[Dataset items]
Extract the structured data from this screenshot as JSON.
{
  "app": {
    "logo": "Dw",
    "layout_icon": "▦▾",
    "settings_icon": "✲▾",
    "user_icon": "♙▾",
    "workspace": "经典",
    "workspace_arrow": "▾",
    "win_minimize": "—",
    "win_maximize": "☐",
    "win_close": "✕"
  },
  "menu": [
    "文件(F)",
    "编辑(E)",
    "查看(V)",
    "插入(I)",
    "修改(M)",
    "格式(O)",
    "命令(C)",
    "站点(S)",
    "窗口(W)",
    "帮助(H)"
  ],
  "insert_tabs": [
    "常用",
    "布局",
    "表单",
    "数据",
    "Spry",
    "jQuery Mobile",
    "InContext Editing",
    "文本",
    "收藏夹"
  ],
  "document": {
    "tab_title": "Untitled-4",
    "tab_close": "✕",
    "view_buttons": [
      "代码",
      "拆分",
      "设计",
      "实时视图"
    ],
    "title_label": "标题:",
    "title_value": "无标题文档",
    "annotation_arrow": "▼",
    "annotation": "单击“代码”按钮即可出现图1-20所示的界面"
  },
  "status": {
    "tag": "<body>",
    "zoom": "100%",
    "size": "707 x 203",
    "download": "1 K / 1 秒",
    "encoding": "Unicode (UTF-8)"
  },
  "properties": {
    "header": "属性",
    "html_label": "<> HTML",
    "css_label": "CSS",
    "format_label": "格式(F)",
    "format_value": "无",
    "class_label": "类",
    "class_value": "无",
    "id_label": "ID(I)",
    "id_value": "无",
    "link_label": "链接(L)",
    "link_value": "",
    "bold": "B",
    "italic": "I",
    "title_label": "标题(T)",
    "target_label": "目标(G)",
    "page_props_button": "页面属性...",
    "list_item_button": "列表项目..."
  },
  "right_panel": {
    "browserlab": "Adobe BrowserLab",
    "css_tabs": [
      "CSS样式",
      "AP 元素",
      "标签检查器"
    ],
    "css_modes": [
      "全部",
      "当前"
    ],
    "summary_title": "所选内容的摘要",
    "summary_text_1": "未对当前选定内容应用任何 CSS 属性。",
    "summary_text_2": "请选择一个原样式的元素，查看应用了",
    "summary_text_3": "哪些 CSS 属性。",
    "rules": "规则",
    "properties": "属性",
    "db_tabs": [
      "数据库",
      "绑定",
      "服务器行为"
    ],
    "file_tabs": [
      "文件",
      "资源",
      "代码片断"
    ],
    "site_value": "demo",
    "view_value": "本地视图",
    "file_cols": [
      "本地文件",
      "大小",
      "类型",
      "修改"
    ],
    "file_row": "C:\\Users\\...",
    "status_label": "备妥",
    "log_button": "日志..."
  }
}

● **AIM OF THE TASK**
Each line above must be reproduced exactly as it stands.

● **SOLVED PROBLEM**
Extract the structured data from this screenshot as JSON.
{
  "app": {
    "logo": "Dw",
    "layout_icon": "▦▾",
    "settings_icon": "✲▾",
    "user_icon": "♙▾",
    "workspace": "经典",
    "workspace_arrow": "▾",
    "win_minimize": "—",
    "win_maximize": "☐",
    "win_close": "✕"
  },
  "menu": [
    "文件(F)",
    "编辑(E)",
    "查看(V)",
    "插入(I)",
    "修改(M)",
    "格式(O)",
    "命令(C)",
    "站点(S)",
    "窗口(W)",
    "帮助(H)"
  ],
  "insert_tabs": [
    "常用",
    "布局",
    "表单",
    "数据",
    "Spry",
    "jQuery Mobile",
    "InContext Editing",
    "文本",
    "收藏夹"
  ],
  "document": {
    "tab_title": "Untitled-4",
    "tab_close": "✕",
    "view_buttons": [
      "代码",
      "拆分",
      "设计",
      "实时视图"
    ],
    "title_label": "标题:",
    "title_value": "无标题文档",
    "annotation_arrow": "▼",
    "annotation": "单击“代码”按钮即可出现图1-20所示的界面"
  },
  "status": {
    "tag": "<body>",
    "zoom": "100%",
    "size": "707 x 203",
    "download": "1 K / 1 秒",
    "encoding": "Unicode (UTF-8)"
  },
  "properties": {
    "header": "属性",
    "html_label": "<> HTML",
    "css_label": "CSS",
    "format_label": "格式(F)",
    "format_value": "无",
    "class_label": "类",
    "class_value": "无",
    "id_label": "ID(I)",
    "id_value": "无",
    "link_label": "链接(L)",
    "link_value": "",
    "bold": "B",
    "italic": "I",
    "title_label": "标题(T)",
    "target_label": "目标(G)",
    "page_props_button": "页面属性...",
    "list_item_button": "列表项目..."
  },
  "right_panel": {
    "browserlab": "Adobe BrowserLab",
    "css_tabs": [
      "CSS样式",
      "AP 元素",
      "标签检查器"
    ],
    "css_modes": [
      "全部",
      "当前"
    ],
    "summary_title": "所选内容的摘要",
    "summary_text_1": "未对当前选定内容应用任何 CSS 属性。",
    "summary_text_2": "请选择一个原样式的元素，查看应用了",
    "summary_text_3": "哪些 CSS 属性。",
    "rules": "规则",
    "properties": "属性",
    "db_tabs": [
      "数据库",
      "绑定",
      "服务器行为"
    ],
    "file_tabs": [
      "文件",
      "资源",
      "代码片断"
    ],
    "site_value": "demo",
    "view_value": "本地视图",
    "file_cols": [
      "本地文件",
      "大小",
      "类型",
      "修改"
    ],
    "file_row": "C:\\Users\\...",
    "status_label": "备妥",
    "log_button": "日志..."
  }
}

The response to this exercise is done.